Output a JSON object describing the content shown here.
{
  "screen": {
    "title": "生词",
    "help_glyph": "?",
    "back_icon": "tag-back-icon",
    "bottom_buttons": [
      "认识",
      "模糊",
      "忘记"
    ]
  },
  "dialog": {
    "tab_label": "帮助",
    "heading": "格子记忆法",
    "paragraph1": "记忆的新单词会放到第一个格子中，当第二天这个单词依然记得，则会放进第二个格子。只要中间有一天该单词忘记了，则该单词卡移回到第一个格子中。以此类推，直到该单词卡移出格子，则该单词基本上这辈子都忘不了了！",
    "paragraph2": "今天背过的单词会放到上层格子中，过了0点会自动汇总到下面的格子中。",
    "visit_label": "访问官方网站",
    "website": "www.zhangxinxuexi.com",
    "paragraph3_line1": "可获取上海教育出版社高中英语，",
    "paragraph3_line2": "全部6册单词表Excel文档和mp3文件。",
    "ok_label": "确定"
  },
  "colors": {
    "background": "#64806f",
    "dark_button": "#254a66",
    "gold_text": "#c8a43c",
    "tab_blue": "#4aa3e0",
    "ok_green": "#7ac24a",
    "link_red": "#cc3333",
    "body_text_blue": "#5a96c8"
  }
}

++++++++

» **TASK REQUIREMENTS**: Hand back the material above in full, exactly as written.

» **RESULT**:
Output a JSON object describing the content shown here.
{
  "screen": {
    "title": "生词",
    "help_glyph": "?",
    "back_icon": "tag-back-icon",
    "bottom_buttons": [
      "认识",
      "模糊",
      "忘记"
    ]
  },
  "dialog": {
    "tab_label": "帮助",
    "heading": "格子记忆法",
    "paragraph1": "记忆的新单词会放到第一个格子中，当第二天这个单词依然记得，则会放进第二个格子。只要中间有一天该单词忘记了，则该单词卡移回到第一个格子中。以此类推，直到该单词卡移出格子，则该单词基本上这辈子都忘不了了！",
    "paragraph2": "今天背过的单词会放到上层格子中，过了0点会自动汇总到下面的格子中。",
    "visit_label": "访问官方网站",
    "website": "www.zhangxinxuexi.com",
    "paragraph3_line1": "可获取上海教育出版社高中英语，",
    "paragraph3_line2": "全部6册单词表Excel文档和mp3文件。",
    "ok_label": "确定"
  },
  "colors": {
    "background": "#64806f",
    "dark_button": "#254a66",
    "gold_text": "#c8a43c",
    "tab_blue": "#4aa3e0",
    "ok_green": "#7ac24a",
    "link_red": "#cc3333",
    "body_text_blue": "#5a96c8"
  }
}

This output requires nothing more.